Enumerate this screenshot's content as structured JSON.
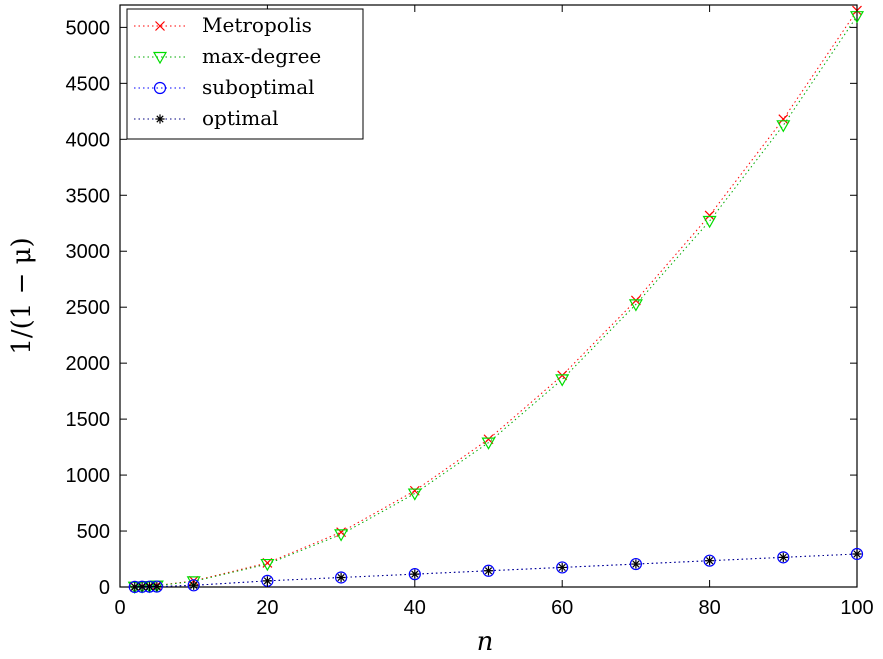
{
  "chart_data": {
    "type": "scatter",
    "xlabel": "n",
    "ylabel": "1/(1 − μ)",
    "xlim": [
      0,
      100
    ],
    "ylim": [
      0,
      5200
    ],
    "xticks": [
      0,
      20,
      40,
      60,
      80,
      100
    ],
    "yticks": [
      0,
      500,
      1000,
      1500,
      2000,
      2500,
      3000,
      3500,
      4000,
      4500,
      5000
    ],
    "grid": false,
    "legend_position": "top-left",
    "series": [
      {
        "name": "Metropolis",
        "marker": "x",
        "color": "#ff0000",
        "line_color": "#ff0000",
        "x": [
          2,
          3,
          4,
          5,
          10,
          20,
          30,
          40,
          50,
          60,
          70,
          80,
          90,
          100
        ],
        "y": [
          2,
          5,
          9,
          13,
          55,
          215,
          490,
          860,
          1320,
          1890,
          2560,
          3320,
          4180,
          5150
        ]
      },
      {
        "name": "max-degree",
        "marker": "triangle-down",
        "color": "#00dd00",
        "line_color": "#00aa00",
        "x": [
          2,
          3,
          4,
          5,
          10,
          20,
          30,
          40,
          50,
          60,
          70,
          80,
          90,
          100
        ],
        "y": [
          2,
          5,
          8,
          12,
          50,
          205,
          470,
          835,
          1290,
          1855,
          2525,
          3270,
          4125,
          5100
        ]
      },
      {
        "name": "suboptimal",
        "marker": "circle",
        "color": "#0000ff",
        "line_color": "#0000ff",
        "x": [
          2,
          3,
          4,
          5,
          10,
          20,
          30,
          40,
          50,
          60,
          70,
          80,
          90,
          100
        ],
        "y": [
          1,
          2,
          3,
          4,
          15,
          55,
          85,
          115,
          145,
          175,
          205,
          235,
          265,
          295
        ]
      },
      {
        "name": "optimal",
        "marker": "asterisk",
        "color": "#000000",
        "line_color": "#000080",
        "x": [
          2,
          3,
          4,
          5,
          10,
          20,
          30,
          40,
          50,
          60,
          70,
          80,
          90,
          100
        ],
        "y": [
          1,
          2,
          3,
          4,
          15,
          55,
          85,
          115,
          145,
          175,
          205,
          235,
          265,
          295
        ]
      }
    ]
  }
}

EXERCISE PROMPT:
Where a line contains the string "marker", extract that line.

RESPONSE TO THE TASK:
        "marker": "x",
        "marker": "triangle-down",
        "marker": "circle",
        "marker": "asterisk",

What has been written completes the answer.